» What you will do: Could you write out every one of the records below line for line, leaving the pictures out?

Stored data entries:
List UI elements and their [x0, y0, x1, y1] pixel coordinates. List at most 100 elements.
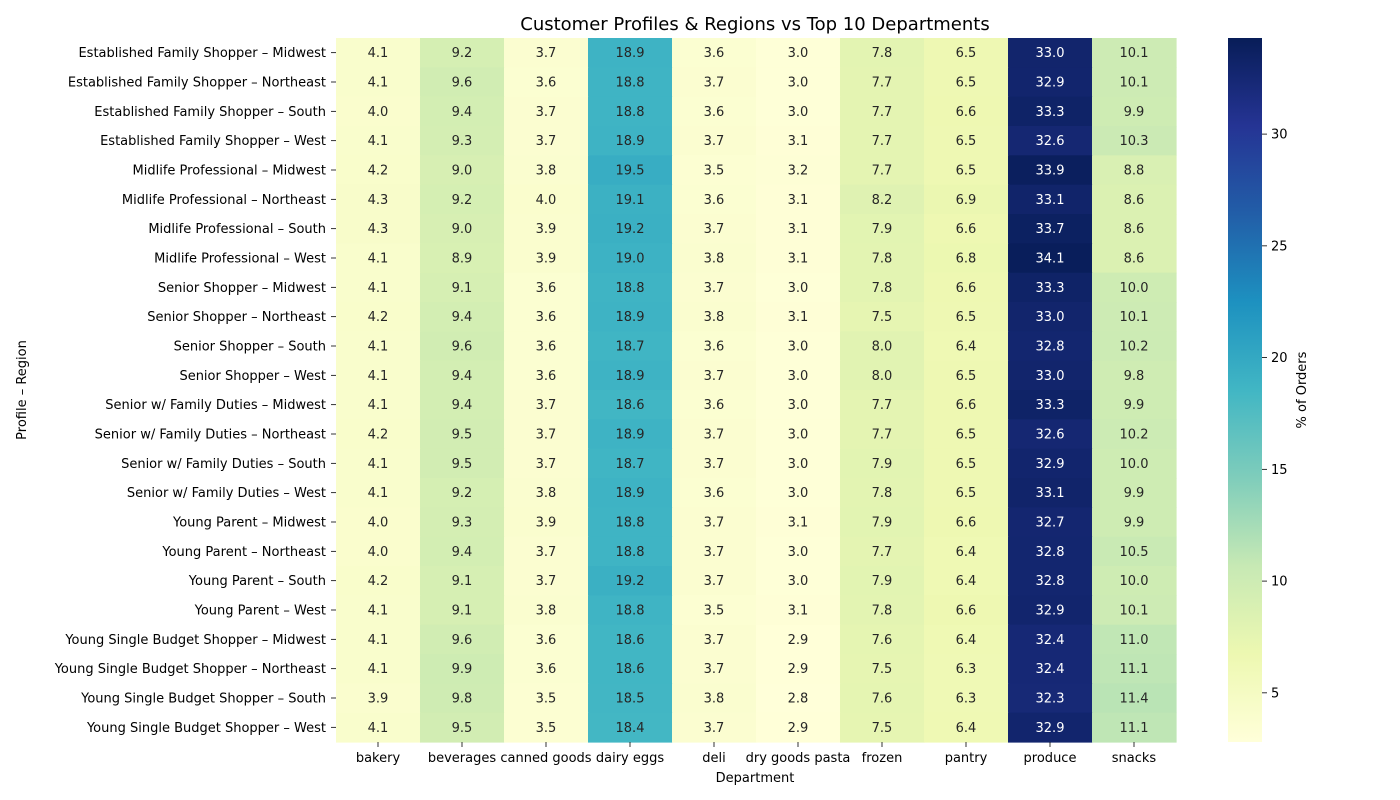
cell-value-label: 3.7: [536, 545, 557, 560]
cell-value-label: 9.0: [452, 164, 473, 179]
heatmap-cell: [1008, 712, 1093, 743]
heatmap-cell: [756, 683, 841, 714]
heatmap-cell: [420, 390, 505, 420]
heatmap-cell: [1008, 478, 1093, 508]
cell-value-label: 32.9: [1036, 721, 1065, 736]
heatmap-cell: [588, 478, 673, 508]
heatmap-cell: [756, 126, 841, 156]
cell-value-label: 7.7: [872, 398, 893, 413]
cell-value-label: 11.0: [1120, 633, 1149, 648]
cell-value-label: 34.1: [1036, 252, 1065, 267]
cell-value-label: 4.0: [368, 516, 389, 531]
heatmap-cell: [1092, 478, 1177, 508]
heatmap-cell: [1008, 624, 1093, 655]
chart-title: Customer Profiles & Regions vs Top 10 De…: [520, 14, 989, 35]
cell-value-label: 18.6: [616, 662, 645, 677]
heatmap-cell: [420, 536, 505, 567]
heatmap-cell: [336, 536, 421, 567]
heatmap-cell: [924, 478, 1009, 508]
cell-value-label: 18.9: [616, 486, 645, 501]
cell-value-label: 3.7: [704, 574, 725, 589]
heatmap-cell: [1092, 155, 1177, 186]
heatmap-cell: [1092, 38, 1177, 68]
row-tick-label: Young Parent – South: [188, 574, 326, 589]
heatmap-cell: [420, 712, 505, 743]
cell-value-label: 3.0: [788, 76, 809, 91]
heatmap-cell: [756, 96, 841, 127]
heatmap-cell: [588, 419, 673, 450]
heatmap-cell: [588, 536, 673, 567]
colorbar-tick-label: 30: [1271, 128, 1288, 143]
cell-value-label: 7.7: [872, 545, 893, 560]
cell-value-label: 4.1: [368, 369, 389, 384]
cell-value-label: 6.4: [956, 633, 977, 648]
heatmap-cell: [840, 126, 925, 156]
cell-value-label: 8.0: [872, 340, 893, 355]
cell-value-label: 6.6: [956, 105, 977, 120]
cell-value-label: 9.4: [452, 310, 473, 325]
cell-value-label: 8.0: [872, 369, 893, 384]
heatmap-cell: [672, 38, 757, 68]
cell-value-label: 3.1: [788, 310, 809, 325]
heatmap-cell: [924, 419, 1009, 450]
cell-value-label: 33.1: [1036, 193, 1065, 208]
cell-value-label: 3.7: [704, 134, 725, 149]
cell-value-label: 10.3: [1120, 134, 1149, 149]
cell-value-label: 3.7: [536, 457, 557, 472]
cell-value-label: 2.8: [788, 692, 809, 707]
heatmap-cell: [1008, 331, 1093, 362]
heatmap-cell: [756, 595, 841, 626]
column-tick-label: dairy eggs: [596, 751, 665, 766]
cell-value-label: 32.9: [1036, 457, 1065, 472]
cell-value-label: 3.2: [788, 164, 809, 179]
heatmap-cell: [1008, 243, 1093, 274]
cell-value-label: 18.8: [616, 516, 645, 531]
heatmap-cell: [756, 272, 841, 303]
cell-value-label: 3.0: [788, 105, 809, 120]
heatmap-cell: [504, 126, 589, 156]
heatmap-cell: [924, 272, 1009, 303]
cell-value-label: 3.0: [788, 486, 809, 501]
heatmap-cell: [672, 595, 757, 626]
cell-value-label: 3.7: [536, 134, 557, 149]
cell-value-label: 7.8: [872, 46, 893, 61]
heatmap-cell: [756, 478, 841, 508]
heatmap-cell: [756, 67, 841, 98]
cell-value-label: 32.4: [1036, 633, 1065, 648]
cell-value-label: 3.0: [788, 574, 809, 589]
heatmap-cell: [672, 96, 757, 127]
cell-value-label: 8.2: [872, 193, 893, 208]
cell-value-label: 9.9: [1124, 516, 1145, 531]
heatmap-cell: [756, 155, 841, 186]
heatmap-cell: [504, 302, 589, 332]
heatmap-cell: [672, 390, 757, 420]
heatmap-cell: [756, 243, 841, 274]
heatmap-cell: [588, 448, 673, 479]
heatmap-cell: [588, 595, 673, 626]
colorbar-label: % of Orders: [1295, 351, 1310, 428]
heatmap-cell: [1092, 126, 1177, 156]
cell-value-label: 3.7: [704, 516, 725, 531]
heatmap-cell: [924, 67, 1009, 98]
heatmap-cell: [672, 712, 757, 743]
cell-value-label: 7.5: [872, 310, 893, 325]
cell-value-label: 11.4: [1120, 692, 1149, 707]
cell-value-label: 10.0: [1120, 281, 1149, 296]
heatmap-cell: [336, 654, 421, 684]
cell-value-label: 32.7: [1036, 516, 1065, 531]
cell-value-label: 3.9: [368, 692, 389, 707]
heatmap-cell: [504, 448, 589, 479]
heatmap-cell: [1008, 272, 1093, 303]
heatmap-cell: [336, 96, 421, 127]
cell-value-label: 3.1: [788, 222, 809, 237]
heatmap-cell: [840, 184, 925, 215]
heatmap-cell: [924, 536, 1009, 567]
heatmap-cell: [924, 96, 1009, 127]
heatmap-cell: [672, 331, 757, 362]
cell-value-label: 7.9: [872, 574, 893, 589]
heatmap-cell: [588, 67, 673, 98]
cell-value-labels: 4.1 9.2 3.7 18.9 3.6 3.0 7.8 6.5 33.0 10.1 4.1 9.6 3…: [368, 46, 1149, 736]
cell-value-label: 7.7: [872, 105, 893, 120]
heatmap-cell: [504, 390, 589, 420]
row-tick-label: Senior Shopper – Midwest: [158, 281, 326, 296]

» Exercise solution:
List UI elements and their [x0, y0, x1, y1] pixel coordinates. List at most 100 elements.
cell-value-label: 3.7: [536, 545, 557, 560]
cell-value-label: 9.0: [452, 164, 473, 179]
heatmap-cell: [1008, 712, 1093, 743]
heatmap-cell: [756, 683, 841, 714]
heatmap-cell: [420, 390, 505, 420]
heatmap-cell: [1008, 478, 1093, 508]
cell-value-label: 32.9: [1036, 721, 1065, 736]
heatmap-cell: [588, 478, 673, 508]
heatmap-cell: [756, 126, 841, 156]
cell-value-label: 7.7: [872, 398, 893, 413]
cell-value-label: 11.0: [1120, 633, 1149, 648]
cell-value-label: 34.1: [1036, 252, 1065, 267]
cell-value-label: 4.0: [368, 516, 389, 531]
heatmap-cell: [1092, 478, 1177, 508]
heatmap-cell: [1008, 624, 1093, 655]
chart-title: Customer Profiles & Regions vs Top 10 De…: [520, 14, 989, 35]
cell-value-label: 18.6: [616, 662, 645, 677]
heatmap-cell: [420, 536, 505, 567]
heatmap-cell: [336, 536, 421, 567]
heatmap-cell: [924, 478, 1009, 508]
cell-value-label: 18.9: [616, 486, 645, 501]
cell-value-label: 3.7: [704, 574, 725, 589]
heatmap-cell: [1092, 155, 1177, 186]
heatmap-cell: [1092, 38, 1177, 68]
row-tick-label: Young Parent – South: [188, 574, 326, 589]
heatmap-cell: [420, 712, 505, 743]
cell-value-label: 3.0: [788, 76, 809, 91]
heatmap-cell: [756, 96, 841, 127]
heatmap-cell: [588, 419, 673, 450]
heatmap-cell: [588, 536, 673, 567]
colorbar-tick-label: 30: [1271, 128, 1288, 143]
cell-value-label: 7.7: [872, 545, 893, 560]
cell-value-label: 4.1: [368, 369, 389, 384]
cell-value-label: 6.4: [956, 633, 977, 648]
heatmap-cell: [840, 126, 925, 156]
cell-value-label: 8.0: [872, 340, 893, 355]
cell-value-label: 6.6: [956, 105, 977, 120]
cell-value-label: 9.4: [452, 310, 473, 325]
cell-value-label: 8.0: [872, 369, 893, 384]
heatmap-cell: [672, 38, 757, 68]
cell-value-label: 3.1: [788, 310, 809, 325]
heatmap-cell: [924, 419, 1009, 450]
cell-value-label: 33.1: [1036, 193, 1065, 208]
cell-value-label: 3.7: [704, 134, 725, 149]
cell-value-label: 10.3: [1120, 134, 1149, 149]
cell-value-label: 3.7: [536, 457, 557, 472]
cell-value-label: 2.8: [788, 692, 809, 707]
heatmap-cell: [1008, 331, 1093, 362]
heatmap-cell: [756, 595, 841, 626]
column-tick-label: dairy eggs: [596, 751, 665, 766]
cell-value-label: 32.9: [1036, 457, 1065, 472]
cell-value-label: 3.2: [788, 164, 809, 179]
heatmap-cell: [1008, 243, 1093, 274]
cell-value-label: 18.8: [616, 516, 645, 531]
heatmap-cell: [756, 272, 841, 303]
cell-value-label: 3.0: [788, 105, 809, 120]
heatmap-cell: [504, 126, 589, 156]
heatmap-cell: [924, 272, 1009, 303]
cell-value-label: 3.0: [788, 486, 809, 501]
heatmap-cell: [672, 595, 757, 626]
cell-value-label: 3.7: [536, 134, 557, 149]
cell-value-label: 7.8: [872, 46, 893, 61]
heatmap-cell: [756, 478, 841, 508]
heatmap-cell: [756, 67, 841, 98]
cell-value-label: 32.4: [1036, 633, 1065, 648]
cell-value-label: 3.0: [788, 574, 809, 589]
heatmap-cell: [672, 96, 757, 127]
cell-value-label: 8.2: [872, 193, 893, 208]
cell-value-label: 9.9: [1124, 516, 1145, 531]
heatmap-cell: [756, 155, 841, 186]
heatmap-cell: [504, 302, 589, 332]
heatmap-cell: [672, 390, 757, 420]
heatmap-cell: [756, 243, 841, 274]
heatmap-cell: [588, 448, 673, 479]
heatmap-cell: [588, 595, 673, 626]
colorbar-label: % of Orders: [1295, 351, 1310, 428]
heatmap-cell: [1092, 126, 1177, 156]
cell-value-label: 3.7: [704, 516, 725, 531]
heatmap-cell: [924, 67, 1009, 98]
heatmap-cell: [672, 712, 757, 743]
cell-value-label: 7.5: [872, 310, 893, 325]
cell-value-label: 11.4: [1120, 692, 1149, 707]
cell-value-label: 10.0: [1120, 281, 1149, 296]
heatmap-cell: [336, 654, 421, 684]
cell-value-label: 32.7: [1036, 516, 1065, 531]
cell-value-label: 3.9: [368, 692, 389, 707]
heatmap-cell: [504, 448, 589, 479]
heatmap-cell: [1008, 272, 1093, 303]
heatmap-cell: [336, 96, 421, 127]
cell-value-label: 3.1: [788, 222, 809, 237]
heatmap-cell: [840, 184, 925, 215]
heatmap-cell: [924, 536, 1009, 567]
heatmap-cell: [924, 96, 1009, 127]
heatmap-cell: [672, 331, 757, 362]
cell-value-label: 7.9: [872, 574, 893, 589]
heatmap-cell: [588, 67, 673, 98]
cell-value-labels: 4.1 9.2 3.7 18.9 3.6 3.0 7.8 6.5 33.0 10.1 4.1 9.6 3…: [368, 46, 1149, 736]
cell-value-label: 7.7: [872, 105, 893, 120]
heatmap-cell: [504, 390, 589, 420]
row-tick-label: Senior Shopper – Midwest: [158, 281, 326, 296]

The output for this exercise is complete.